### SET EXERCISE
Count every line that has the word "Slusser" in it; give no more than the number.

# START OF THE RECORDS

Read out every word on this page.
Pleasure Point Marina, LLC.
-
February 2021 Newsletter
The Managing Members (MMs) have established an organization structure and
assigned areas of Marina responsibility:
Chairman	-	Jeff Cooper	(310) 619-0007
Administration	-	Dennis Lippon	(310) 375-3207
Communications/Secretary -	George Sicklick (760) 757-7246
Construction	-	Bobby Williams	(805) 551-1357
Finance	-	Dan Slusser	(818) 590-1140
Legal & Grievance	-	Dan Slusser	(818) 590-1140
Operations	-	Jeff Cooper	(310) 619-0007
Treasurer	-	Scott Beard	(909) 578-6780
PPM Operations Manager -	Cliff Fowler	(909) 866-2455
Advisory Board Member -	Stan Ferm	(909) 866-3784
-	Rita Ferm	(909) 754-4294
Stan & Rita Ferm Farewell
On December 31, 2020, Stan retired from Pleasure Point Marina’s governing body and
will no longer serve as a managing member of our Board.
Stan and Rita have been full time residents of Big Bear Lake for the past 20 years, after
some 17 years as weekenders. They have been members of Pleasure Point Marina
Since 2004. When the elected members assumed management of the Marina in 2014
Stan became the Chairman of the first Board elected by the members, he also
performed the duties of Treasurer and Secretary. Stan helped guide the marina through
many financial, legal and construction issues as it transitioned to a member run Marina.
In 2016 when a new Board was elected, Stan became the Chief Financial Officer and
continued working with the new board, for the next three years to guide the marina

# END OF THE RECORDS
# START OF THE RECORDS

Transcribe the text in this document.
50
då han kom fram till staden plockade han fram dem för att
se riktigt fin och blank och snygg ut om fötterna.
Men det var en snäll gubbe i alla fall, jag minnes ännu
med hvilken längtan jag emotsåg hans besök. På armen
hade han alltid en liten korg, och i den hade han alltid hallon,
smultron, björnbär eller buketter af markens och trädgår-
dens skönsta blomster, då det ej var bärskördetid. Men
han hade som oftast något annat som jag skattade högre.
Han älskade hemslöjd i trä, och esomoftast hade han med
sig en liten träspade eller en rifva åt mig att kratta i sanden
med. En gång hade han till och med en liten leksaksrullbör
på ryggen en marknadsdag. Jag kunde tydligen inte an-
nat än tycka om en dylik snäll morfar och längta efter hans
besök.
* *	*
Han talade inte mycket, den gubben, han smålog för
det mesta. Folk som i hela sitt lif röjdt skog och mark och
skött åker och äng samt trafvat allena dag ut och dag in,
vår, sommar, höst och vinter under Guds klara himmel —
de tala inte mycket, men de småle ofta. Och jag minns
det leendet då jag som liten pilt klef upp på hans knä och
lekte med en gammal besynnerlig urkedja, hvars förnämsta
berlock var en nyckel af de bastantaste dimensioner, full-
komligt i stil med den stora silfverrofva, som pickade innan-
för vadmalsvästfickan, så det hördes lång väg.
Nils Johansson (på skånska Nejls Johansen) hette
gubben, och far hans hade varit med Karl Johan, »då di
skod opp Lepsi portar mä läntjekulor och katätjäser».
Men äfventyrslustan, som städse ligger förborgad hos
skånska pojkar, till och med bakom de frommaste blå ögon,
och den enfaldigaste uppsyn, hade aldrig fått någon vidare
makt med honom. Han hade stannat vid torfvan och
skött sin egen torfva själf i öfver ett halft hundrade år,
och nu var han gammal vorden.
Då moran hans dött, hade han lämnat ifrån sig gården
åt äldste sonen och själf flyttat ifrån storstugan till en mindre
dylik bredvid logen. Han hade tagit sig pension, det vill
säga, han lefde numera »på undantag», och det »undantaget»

# END OF THE RECORDS
# START OF THE RECORDS

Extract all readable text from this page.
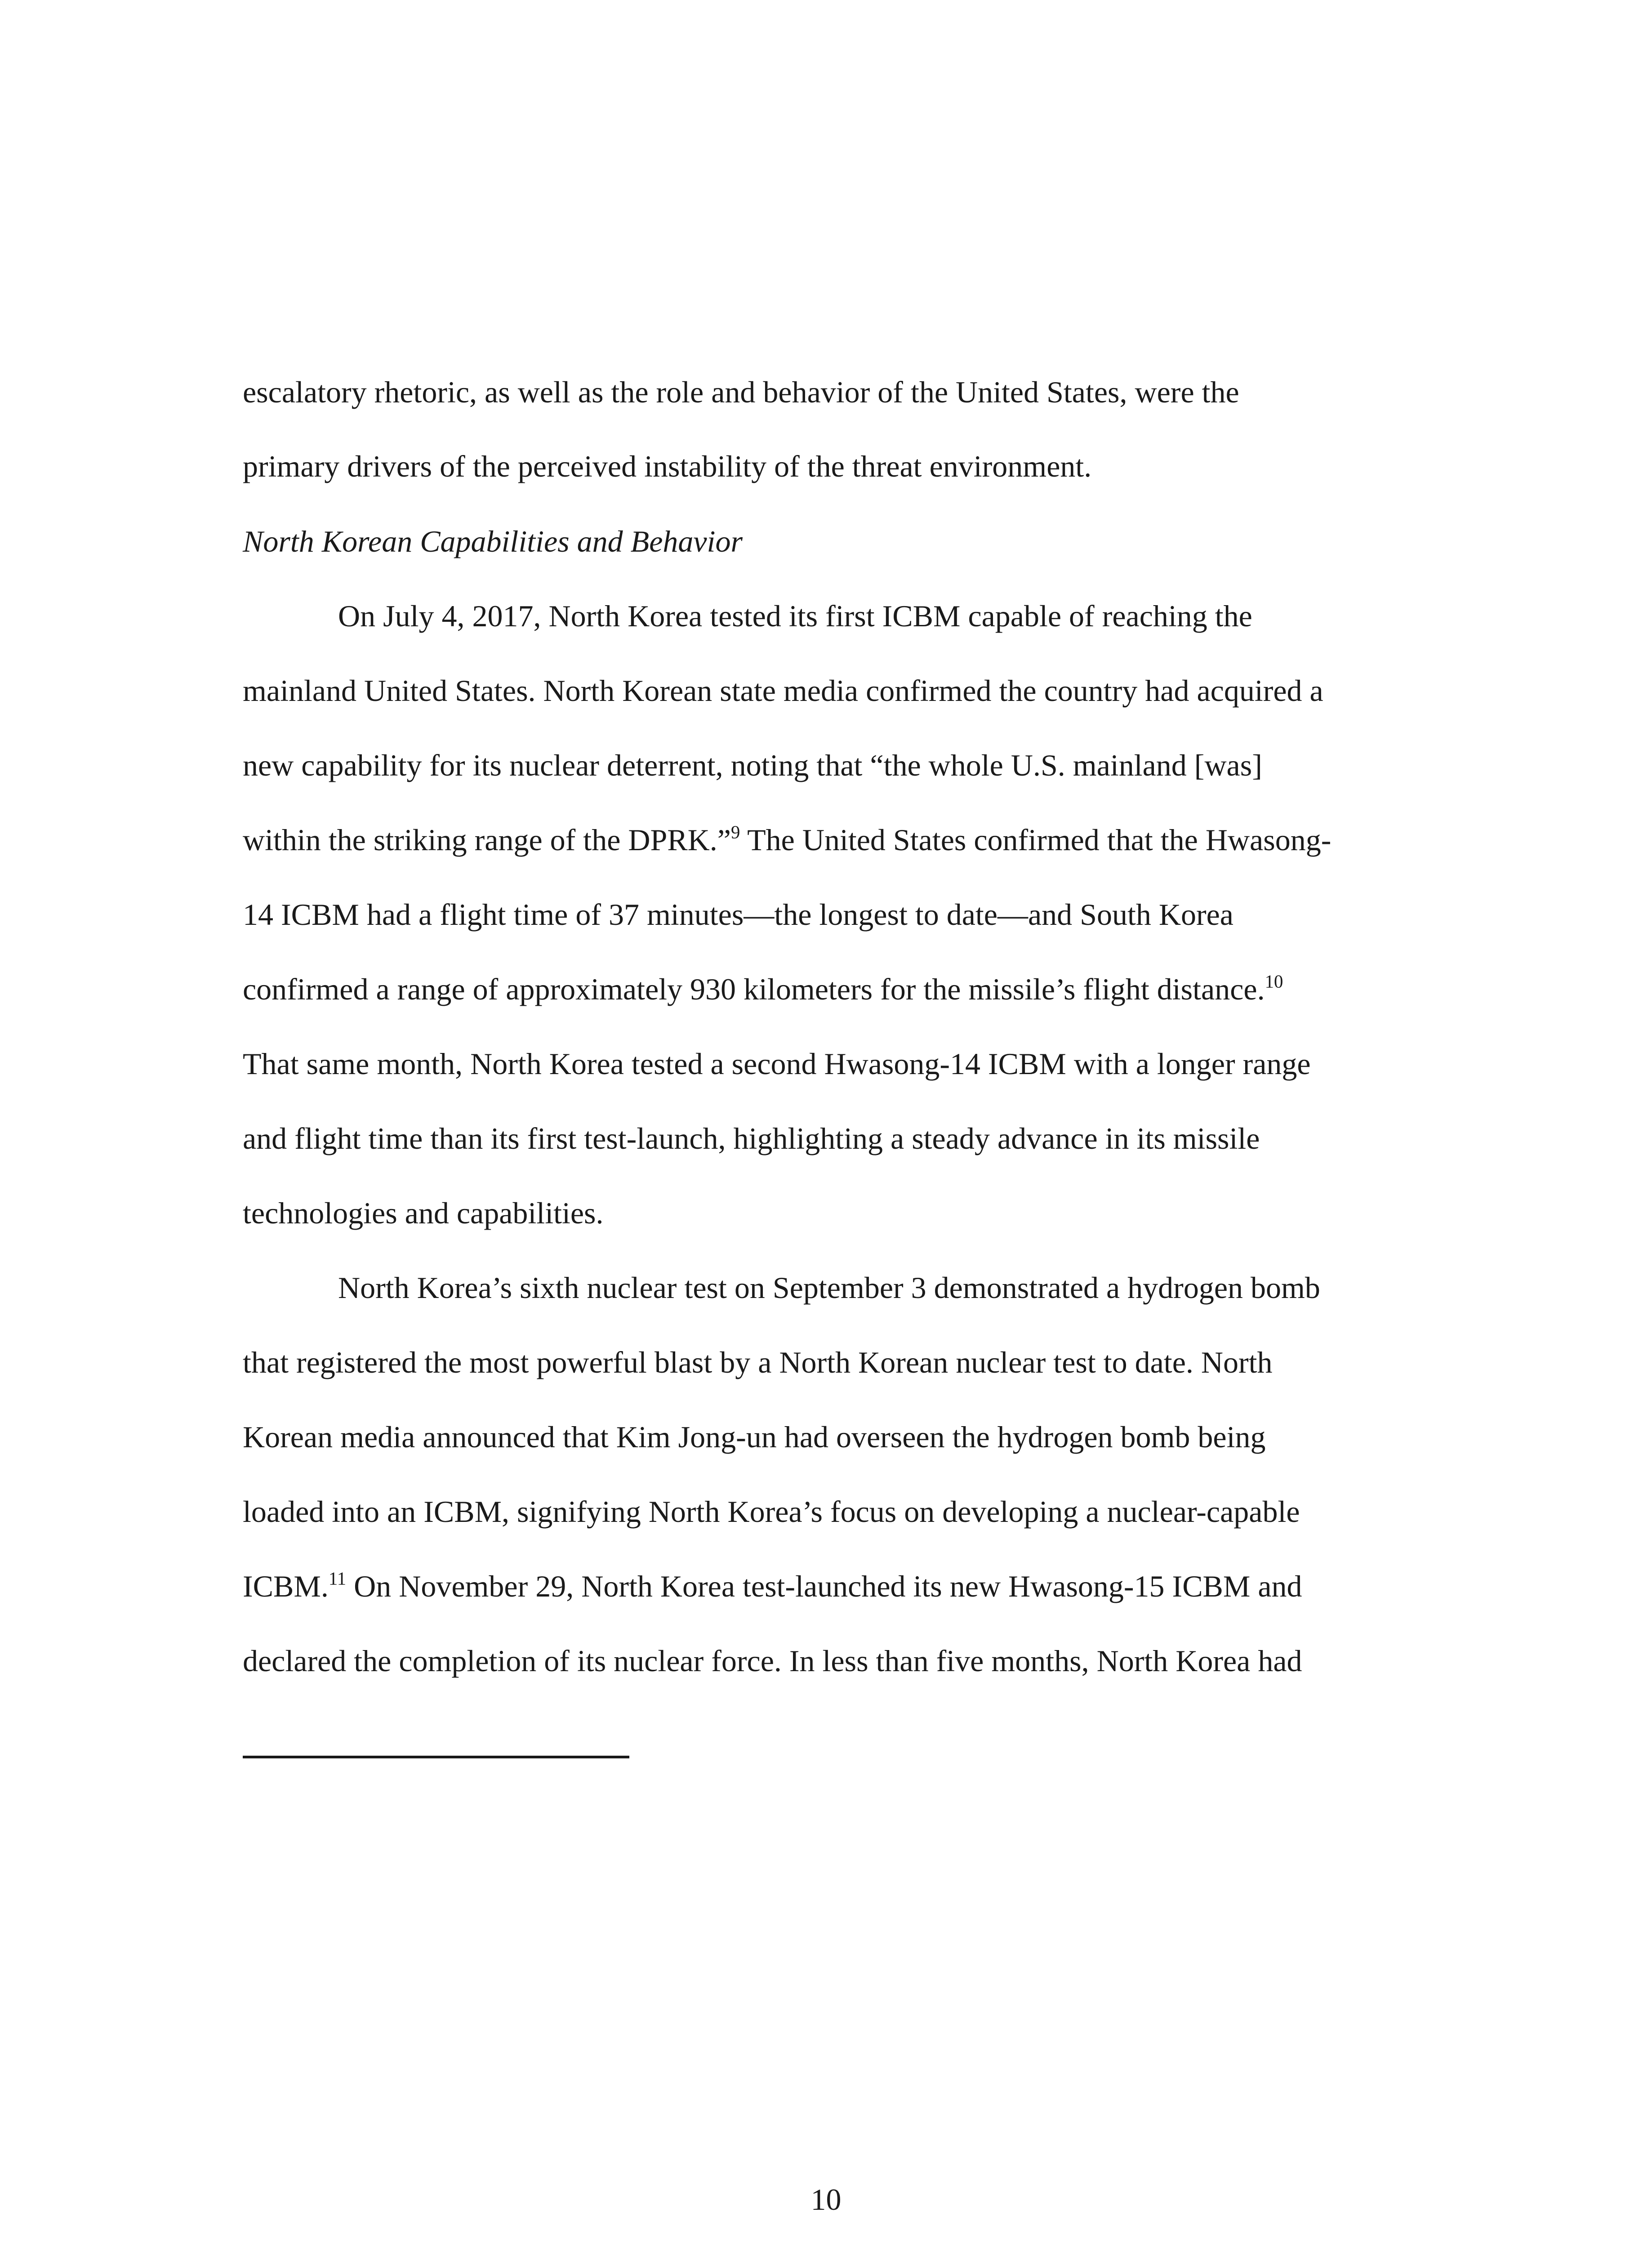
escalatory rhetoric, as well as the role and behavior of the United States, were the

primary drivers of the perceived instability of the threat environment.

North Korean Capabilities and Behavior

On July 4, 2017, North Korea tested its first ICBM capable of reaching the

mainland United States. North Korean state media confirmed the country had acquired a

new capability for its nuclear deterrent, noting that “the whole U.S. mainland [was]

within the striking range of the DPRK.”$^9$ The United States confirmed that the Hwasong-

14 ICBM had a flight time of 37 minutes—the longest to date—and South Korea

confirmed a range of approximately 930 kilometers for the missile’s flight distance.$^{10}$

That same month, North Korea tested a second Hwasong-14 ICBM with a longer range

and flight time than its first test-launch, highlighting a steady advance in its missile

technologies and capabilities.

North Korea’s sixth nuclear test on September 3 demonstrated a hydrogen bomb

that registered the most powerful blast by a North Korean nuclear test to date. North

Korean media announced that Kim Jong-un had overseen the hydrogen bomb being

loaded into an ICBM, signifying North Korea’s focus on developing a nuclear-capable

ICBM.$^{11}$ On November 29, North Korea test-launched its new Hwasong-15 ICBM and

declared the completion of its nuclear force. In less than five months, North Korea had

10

# END OF THE RECORDS

### WRITTEN SOLUTION
2